• **Directive**: From the records below, copy every line that contains the word "globe".

• **Extracted data**:
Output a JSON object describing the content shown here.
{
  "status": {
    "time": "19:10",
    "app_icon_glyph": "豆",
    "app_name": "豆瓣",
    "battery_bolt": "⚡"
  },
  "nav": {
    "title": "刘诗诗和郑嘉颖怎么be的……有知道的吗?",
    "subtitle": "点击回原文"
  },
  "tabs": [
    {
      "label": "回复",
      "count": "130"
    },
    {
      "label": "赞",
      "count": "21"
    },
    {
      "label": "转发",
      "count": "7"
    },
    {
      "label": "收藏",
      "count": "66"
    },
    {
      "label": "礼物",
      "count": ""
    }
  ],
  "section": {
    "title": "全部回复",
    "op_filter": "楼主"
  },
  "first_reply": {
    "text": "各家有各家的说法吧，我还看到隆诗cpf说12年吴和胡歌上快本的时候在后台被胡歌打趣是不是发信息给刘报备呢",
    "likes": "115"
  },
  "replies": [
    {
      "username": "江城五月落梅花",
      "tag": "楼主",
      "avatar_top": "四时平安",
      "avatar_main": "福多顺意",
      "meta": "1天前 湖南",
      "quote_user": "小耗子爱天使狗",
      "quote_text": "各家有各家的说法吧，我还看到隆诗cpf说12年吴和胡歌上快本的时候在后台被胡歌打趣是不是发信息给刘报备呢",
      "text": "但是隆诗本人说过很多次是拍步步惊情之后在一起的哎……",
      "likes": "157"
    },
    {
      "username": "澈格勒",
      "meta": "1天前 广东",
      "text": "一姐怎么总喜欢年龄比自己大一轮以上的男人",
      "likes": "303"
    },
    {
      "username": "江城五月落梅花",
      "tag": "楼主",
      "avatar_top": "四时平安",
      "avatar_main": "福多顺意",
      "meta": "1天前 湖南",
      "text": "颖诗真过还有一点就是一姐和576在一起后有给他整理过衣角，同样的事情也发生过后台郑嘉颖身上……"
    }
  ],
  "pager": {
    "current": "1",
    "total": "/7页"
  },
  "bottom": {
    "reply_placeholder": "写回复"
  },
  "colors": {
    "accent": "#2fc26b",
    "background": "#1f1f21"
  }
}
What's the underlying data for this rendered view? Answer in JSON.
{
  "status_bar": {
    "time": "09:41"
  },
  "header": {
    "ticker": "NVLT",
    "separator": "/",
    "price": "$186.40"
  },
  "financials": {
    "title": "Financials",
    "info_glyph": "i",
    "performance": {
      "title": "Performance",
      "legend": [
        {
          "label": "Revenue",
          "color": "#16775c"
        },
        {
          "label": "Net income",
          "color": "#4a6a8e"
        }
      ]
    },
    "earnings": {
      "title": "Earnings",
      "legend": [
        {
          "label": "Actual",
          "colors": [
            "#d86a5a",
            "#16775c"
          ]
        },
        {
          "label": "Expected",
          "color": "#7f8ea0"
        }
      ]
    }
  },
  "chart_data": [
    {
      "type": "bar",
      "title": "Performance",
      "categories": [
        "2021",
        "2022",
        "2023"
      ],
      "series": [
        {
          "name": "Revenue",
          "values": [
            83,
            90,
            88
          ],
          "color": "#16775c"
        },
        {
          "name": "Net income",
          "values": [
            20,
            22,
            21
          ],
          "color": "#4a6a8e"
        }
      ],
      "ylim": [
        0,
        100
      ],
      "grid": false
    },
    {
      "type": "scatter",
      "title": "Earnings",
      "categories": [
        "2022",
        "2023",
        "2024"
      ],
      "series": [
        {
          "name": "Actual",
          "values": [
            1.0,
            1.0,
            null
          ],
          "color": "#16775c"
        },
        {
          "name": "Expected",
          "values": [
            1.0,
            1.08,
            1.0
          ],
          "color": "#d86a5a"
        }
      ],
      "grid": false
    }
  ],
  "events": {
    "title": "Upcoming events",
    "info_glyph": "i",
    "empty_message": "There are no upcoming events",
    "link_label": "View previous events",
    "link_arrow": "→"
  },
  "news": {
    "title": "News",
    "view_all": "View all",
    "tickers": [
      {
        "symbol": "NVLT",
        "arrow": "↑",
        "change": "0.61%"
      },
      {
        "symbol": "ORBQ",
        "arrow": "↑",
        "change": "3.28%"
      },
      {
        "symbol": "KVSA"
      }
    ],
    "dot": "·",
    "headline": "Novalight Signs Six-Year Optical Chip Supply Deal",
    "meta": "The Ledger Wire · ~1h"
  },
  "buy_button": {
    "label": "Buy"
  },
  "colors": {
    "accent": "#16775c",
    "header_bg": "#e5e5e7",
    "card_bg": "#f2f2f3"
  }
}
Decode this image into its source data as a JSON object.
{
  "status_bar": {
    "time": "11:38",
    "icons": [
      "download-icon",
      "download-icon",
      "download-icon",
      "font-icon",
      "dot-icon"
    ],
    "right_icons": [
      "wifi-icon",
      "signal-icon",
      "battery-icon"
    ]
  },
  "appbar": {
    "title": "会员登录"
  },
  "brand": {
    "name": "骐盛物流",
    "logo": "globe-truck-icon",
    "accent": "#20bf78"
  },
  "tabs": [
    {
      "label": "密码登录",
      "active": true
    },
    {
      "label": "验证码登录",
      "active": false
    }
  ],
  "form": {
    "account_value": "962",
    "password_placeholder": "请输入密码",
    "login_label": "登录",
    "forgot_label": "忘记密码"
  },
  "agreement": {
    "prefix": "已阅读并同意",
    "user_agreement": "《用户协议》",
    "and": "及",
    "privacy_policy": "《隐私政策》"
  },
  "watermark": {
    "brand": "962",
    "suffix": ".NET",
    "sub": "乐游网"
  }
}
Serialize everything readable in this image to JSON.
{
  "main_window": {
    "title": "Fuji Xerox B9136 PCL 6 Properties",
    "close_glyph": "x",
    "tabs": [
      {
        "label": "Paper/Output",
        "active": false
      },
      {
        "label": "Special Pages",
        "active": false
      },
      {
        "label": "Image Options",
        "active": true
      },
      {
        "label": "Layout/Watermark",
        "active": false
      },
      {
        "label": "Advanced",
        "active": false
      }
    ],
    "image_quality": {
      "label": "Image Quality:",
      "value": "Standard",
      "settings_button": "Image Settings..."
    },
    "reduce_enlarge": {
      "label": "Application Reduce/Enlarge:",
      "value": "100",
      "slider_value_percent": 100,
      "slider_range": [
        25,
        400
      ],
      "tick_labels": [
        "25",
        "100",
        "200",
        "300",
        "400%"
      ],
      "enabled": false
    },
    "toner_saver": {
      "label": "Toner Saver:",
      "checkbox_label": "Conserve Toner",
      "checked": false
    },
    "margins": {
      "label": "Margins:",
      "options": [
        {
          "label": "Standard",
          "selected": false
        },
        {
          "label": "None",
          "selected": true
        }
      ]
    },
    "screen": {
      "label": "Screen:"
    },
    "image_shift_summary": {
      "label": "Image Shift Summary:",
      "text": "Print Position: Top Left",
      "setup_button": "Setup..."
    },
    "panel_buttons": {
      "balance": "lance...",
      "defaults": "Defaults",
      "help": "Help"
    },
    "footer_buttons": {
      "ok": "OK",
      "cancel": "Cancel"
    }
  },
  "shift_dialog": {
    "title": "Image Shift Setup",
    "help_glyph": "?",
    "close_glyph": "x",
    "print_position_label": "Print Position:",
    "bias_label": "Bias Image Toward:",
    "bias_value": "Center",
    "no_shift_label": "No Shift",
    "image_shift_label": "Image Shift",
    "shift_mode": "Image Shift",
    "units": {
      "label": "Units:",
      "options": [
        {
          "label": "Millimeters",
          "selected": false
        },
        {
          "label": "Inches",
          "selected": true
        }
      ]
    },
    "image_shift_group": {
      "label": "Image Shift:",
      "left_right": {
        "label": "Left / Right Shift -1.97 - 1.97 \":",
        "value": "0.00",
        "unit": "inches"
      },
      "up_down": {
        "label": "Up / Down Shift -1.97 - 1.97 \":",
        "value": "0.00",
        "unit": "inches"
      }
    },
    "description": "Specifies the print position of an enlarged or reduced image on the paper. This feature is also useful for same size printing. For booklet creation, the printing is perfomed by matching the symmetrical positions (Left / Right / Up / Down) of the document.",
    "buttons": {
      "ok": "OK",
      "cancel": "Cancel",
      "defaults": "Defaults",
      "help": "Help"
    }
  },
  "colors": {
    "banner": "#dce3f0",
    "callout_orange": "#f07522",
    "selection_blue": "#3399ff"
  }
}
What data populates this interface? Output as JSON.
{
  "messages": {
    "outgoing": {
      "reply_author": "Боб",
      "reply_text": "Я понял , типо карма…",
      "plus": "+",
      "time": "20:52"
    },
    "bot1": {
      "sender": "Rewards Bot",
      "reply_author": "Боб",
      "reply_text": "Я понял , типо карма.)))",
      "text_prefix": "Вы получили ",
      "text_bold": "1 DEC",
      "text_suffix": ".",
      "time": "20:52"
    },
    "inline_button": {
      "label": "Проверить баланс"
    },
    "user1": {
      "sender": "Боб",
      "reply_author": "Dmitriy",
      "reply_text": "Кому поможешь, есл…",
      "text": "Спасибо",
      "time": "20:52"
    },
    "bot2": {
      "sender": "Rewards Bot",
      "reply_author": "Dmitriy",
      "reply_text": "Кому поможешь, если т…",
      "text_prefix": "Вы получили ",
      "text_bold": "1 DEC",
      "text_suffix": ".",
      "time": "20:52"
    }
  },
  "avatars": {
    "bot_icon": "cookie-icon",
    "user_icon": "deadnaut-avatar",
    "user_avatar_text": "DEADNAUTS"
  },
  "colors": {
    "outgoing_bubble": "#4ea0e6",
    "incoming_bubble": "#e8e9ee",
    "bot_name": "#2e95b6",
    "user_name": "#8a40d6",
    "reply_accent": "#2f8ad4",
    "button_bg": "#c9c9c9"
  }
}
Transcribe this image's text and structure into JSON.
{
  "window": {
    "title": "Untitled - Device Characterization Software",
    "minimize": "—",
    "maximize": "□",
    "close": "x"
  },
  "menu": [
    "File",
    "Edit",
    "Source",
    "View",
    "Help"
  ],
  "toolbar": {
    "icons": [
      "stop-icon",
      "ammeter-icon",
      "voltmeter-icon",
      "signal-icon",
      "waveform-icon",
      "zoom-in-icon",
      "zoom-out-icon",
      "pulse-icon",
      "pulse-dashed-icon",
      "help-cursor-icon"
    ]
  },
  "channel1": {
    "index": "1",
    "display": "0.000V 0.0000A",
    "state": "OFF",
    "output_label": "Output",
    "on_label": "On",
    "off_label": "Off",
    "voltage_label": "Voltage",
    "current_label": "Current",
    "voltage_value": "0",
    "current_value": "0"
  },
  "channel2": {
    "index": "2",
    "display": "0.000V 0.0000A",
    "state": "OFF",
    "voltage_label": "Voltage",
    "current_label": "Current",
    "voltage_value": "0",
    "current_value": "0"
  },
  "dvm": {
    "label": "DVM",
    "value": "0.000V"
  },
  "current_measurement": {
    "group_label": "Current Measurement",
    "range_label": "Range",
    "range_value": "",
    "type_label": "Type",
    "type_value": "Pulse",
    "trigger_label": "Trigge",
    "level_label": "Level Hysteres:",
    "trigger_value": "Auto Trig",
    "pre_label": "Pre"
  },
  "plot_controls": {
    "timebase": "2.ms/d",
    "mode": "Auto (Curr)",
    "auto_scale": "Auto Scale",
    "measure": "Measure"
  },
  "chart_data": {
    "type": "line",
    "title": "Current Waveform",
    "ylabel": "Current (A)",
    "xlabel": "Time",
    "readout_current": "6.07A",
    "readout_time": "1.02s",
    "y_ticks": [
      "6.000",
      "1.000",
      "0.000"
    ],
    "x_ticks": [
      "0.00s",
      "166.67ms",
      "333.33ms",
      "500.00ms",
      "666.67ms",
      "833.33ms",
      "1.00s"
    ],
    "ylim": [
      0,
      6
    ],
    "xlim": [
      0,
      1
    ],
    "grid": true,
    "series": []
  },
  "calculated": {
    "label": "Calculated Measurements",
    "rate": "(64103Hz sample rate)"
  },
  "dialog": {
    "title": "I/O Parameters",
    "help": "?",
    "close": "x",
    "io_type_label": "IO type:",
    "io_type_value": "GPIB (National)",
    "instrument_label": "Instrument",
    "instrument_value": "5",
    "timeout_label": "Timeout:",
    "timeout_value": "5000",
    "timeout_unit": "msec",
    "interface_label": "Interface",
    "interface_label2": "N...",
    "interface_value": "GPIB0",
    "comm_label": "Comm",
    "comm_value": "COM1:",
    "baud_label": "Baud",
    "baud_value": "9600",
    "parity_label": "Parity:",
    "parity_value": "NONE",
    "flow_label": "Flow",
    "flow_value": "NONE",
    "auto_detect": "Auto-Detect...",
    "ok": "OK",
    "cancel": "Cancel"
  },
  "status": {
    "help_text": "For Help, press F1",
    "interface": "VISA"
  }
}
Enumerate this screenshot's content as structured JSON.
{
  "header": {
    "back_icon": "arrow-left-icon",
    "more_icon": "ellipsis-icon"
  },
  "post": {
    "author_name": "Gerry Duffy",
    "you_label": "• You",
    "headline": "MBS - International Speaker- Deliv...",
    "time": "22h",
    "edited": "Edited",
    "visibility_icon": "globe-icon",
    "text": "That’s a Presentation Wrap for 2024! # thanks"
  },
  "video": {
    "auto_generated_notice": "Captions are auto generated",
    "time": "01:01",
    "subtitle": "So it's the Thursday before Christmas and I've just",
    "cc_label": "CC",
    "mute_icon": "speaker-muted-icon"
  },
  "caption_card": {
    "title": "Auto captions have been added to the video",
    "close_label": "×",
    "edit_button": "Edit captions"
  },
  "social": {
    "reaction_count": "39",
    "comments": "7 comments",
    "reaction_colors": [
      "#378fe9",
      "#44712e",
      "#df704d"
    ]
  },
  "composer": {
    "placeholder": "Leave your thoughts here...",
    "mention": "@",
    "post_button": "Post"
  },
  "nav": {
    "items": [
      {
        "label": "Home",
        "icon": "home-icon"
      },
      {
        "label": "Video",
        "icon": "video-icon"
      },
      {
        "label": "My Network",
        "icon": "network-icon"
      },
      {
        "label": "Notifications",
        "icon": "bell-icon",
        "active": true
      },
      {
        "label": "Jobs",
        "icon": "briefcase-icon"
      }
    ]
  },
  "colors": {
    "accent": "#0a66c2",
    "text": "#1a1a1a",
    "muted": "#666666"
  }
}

• **Exercise result**:
    "logo": "globe-truck-icon",
    "visibility_icon": "globe-icon",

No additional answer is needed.